> **Goal**
Track down each line that has the word "二十四孝图" and copy it.
-- start of Stored rows --
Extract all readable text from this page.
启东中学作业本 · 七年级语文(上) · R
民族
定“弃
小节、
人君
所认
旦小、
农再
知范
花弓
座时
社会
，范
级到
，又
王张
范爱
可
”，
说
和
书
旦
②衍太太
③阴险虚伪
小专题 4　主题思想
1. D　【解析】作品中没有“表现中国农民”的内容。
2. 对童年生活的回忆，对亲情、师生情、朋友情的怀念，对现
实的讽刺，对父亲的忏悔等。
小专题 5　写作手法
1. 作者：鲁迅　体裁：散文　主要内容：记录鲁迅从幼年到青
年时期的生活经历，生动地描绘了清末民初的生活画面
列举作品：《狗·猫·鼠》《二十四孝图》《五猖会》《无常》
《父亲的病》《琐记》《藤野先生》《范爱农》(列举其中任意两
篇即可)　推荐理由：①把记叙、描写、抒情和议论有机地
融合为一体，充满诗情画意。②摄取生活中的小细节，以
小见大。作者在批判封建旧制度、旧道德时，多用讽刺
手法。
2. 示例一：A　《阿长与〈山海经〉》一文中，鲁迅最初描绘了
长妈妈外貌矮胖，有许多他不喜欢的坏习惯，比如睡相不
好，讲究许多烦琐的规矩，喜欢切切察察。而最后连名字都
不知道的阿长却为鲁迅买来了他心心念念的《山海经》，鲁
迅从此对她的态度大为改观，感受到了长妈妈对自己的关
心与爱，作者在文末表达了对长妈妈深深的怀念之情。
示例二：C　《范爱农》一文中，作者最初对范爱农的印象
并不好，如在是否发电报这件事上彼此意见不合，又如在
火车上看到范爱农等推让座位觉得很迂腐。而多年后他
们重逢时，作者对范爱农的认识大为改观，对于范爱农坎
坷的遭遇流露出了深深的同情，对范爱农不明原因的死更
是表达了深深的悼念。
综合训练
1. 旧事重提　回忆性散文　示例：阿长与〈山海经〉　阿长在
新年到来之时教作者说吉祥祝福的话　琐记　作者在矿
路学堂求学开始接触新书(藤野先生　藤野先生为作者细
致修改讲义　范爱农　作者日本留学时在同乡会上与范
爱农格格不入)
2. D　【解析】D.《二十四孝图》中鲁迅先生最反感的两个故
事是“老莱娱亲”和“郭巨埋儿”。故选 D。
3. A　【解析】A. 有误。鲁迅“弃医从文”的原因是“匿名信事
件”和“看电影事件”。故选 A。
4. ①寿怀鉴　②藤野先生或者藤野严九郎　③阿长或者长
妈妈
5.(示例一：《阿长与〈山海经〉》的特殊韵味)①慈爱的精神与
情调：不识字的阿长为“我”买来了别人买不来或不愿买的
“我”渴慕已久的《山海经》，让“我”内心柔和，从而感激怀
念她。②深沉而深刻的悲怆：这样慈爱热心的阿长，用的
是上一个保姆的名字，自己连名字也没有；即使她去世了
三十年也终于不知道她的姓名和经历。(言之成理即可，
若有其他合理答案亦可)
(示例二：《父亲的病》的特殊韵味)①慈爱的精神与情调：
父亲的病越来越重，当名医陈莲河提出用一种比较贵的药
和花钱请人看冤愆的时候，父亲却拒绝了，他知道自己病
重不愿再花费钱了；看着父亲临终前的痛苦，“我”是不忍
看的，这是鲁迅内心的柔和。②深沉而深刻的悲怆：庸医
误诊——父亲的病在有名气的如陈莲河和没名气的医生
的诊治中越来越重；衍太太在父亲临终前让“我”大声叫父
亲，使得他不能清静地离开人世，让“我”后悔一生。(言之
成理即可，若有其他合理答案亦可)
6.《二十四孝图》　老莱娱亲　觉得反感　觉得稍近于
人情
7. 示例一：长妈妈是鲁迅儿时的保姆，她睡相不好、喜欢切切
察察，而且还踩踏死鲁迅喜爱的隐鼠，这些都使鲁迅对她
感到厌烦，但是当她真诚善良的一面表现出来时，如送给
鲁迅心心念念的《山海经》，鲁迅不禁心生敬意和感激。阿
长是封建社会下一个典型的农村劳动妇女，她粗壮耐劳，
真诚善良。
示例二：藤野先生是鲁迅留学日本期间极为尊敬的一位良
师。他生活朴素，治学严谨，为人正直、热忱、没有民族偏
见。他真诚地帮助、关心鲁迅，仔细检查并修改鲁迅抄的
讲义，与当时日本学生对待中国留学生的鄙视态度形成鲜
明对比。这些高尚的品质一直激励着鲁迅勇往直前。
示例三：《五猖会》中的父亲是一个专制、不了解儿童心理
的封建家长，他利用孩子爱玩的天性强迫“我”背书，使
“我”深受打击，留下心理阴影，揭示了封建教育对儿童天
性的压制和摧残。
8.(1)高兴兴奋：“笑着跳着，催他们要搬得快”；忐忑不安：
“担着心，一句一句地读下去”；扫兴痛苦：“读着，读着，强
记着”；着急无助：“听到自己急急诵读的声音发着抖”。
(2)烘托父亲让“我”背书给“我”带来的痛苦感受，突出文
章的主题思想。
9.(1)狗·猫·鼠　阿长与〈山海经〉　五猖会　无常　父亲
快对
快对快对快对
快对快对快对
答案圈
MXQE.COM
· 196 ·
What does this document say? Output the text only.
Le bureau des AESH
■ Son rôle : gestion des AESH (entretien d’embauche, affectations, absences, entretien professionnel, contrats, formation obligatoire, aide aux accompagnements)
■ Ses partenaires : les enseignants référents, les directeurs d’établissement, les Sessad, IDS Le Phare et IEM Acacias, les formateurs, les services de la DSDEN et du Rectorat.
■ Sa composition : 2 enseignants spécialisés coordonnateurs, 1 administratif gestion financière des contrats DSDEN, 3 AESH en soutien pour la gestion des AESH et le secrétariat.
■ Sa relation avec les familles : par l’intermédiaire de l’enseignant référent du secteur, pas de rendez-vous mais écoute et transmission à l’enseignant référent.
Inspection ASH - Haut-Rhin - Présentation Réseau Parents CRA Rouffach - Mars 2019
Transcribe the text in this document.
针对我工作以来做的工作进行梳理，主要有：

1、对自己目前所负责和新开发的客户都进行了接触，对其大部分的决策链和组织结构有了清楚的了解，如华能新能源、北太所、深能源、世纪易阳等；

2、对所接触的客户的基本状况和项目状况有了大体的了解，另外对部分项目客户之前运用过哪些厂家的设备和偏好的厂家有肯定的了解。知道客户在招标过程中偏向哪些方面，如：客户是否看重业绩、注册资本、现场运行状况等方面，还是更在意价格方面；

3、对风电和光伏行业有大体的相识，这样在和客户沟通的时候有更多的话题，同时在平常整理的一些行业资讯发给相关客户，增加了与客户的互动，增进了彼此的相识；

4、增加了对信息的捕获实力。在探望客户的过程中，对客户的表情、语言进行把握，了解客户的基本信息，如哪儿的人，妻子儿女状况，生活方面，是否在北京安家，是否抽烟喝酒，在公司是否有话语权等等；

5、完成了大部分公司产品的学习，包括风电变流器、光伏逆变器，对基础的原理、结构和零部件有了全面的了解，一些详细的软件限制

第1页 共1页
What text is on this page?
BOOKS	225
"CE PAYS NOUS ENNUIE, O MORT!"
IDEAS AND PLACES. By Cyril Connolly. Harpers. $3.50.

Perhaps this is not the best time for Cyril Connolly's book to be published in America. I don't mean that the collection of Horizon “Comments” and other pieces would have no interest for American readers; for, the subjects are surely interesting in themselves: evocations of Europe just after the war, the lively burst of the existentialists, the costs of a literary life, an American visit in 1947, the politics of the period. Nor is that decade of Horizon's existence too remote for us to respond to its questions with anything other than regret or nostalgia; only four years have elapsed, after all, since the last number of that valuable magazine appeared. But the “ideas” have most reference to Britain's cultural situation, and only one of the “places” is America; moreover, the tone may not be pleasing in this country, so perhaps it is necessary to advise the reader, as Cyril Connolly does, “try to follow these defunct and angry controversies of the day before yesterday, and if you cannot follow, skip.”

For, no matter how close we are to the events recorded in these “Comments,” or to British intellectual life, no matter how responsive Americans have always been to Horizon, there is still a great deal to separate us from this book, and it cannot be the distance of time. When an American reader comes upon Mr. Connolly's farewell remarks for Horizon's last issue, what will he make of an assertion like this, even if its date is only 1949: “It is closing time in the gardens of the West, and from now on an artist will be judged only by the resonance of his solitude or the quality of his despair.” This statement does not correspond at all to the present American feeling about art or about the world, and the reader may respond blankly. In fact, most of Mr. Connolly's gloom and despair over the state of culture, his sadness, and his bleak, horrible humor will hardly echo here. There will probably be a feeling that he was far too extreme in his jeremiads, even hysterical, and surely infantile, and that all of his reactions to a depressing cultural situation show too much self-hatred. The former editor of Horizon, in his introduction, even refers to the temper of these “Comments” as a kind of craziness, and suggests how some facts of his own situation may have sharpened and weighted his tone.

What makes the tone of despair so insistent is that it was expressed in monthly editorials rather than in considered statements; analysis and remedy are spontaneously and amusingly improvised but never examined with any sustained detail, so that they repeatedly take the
-- end of Stored rows --
> **Finished exercise**
列举作品：《狗·猫·鼠》《二十四孝图》《五猖会》《无常》
2. D　【解析】D.《二十四孝图》中鲁迅先生最反感的两个故
6.《二十四孝图》　老莱娱亲　觉得反感　觉得稍近于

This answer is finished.